─── Stored records

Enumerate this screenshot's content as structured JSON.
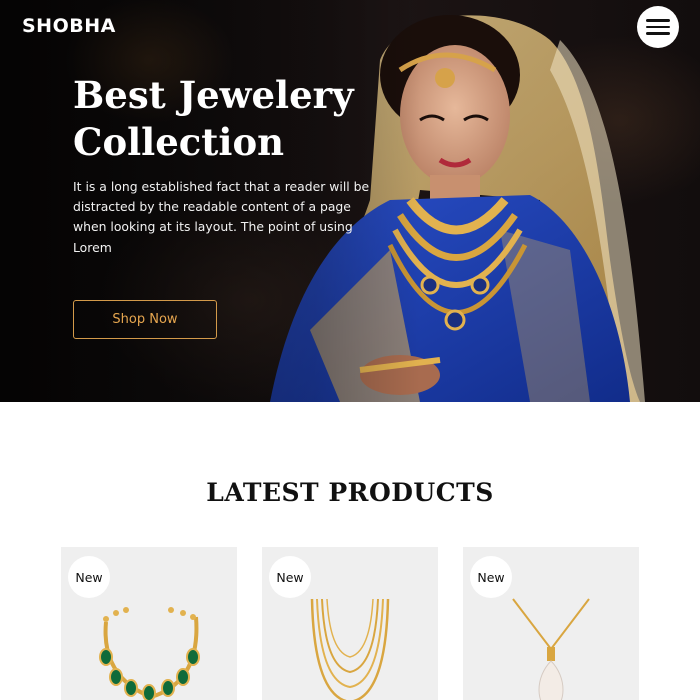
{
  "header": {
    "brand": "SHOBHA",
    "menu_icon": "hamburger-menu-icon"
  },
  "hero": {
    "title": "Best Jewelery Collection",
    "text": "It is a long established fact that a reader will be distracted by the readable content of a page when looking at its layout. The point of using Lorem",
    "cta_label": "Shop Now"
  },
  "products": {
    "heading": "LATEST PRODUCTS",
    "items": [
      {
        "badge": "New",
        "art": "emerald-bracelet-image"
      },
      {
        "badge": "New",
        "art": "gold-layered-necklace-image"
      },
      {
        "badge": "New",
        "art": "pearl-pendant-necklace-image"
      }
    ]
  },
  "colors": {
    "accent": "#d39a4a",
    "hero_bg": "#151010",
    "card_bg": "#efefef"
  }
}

──────
─── Stored records

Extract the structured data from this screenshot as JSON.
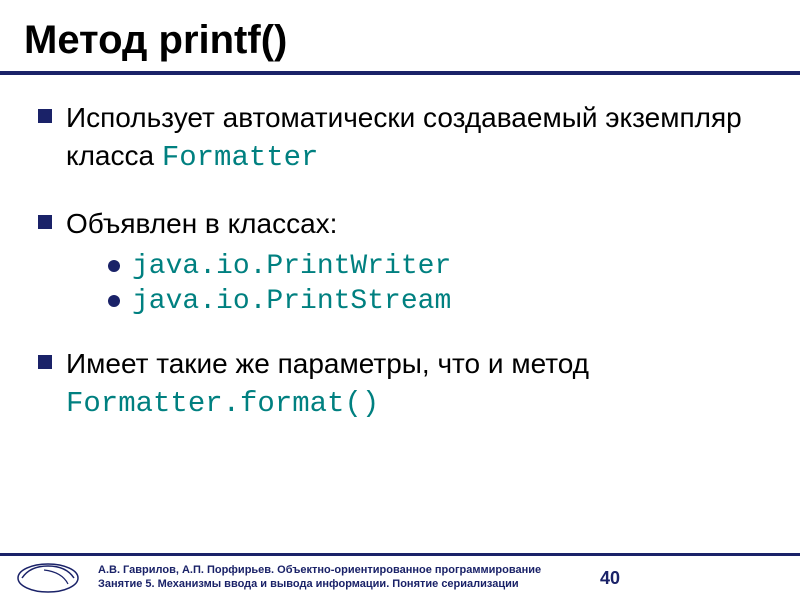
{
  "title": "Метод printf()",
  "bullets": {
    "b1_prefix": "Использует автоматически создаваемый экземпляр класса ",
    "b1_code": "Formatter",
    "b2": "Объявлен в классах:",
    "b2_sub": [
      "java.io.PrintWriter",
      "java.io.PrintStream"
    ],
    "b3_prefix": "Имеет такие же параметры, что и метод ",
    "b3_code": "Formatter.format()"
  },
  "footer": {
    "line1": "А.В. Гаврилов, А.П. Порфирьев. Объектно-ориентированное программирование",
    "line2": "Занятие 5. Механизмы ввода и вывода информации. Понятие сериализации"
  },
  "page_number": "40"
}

──────

→ **Your goal**:
Copy each line of the records containing the string "java".

→ **Expected output**:
      "java.io.PrintWriter",
      "java.io.PrintStream"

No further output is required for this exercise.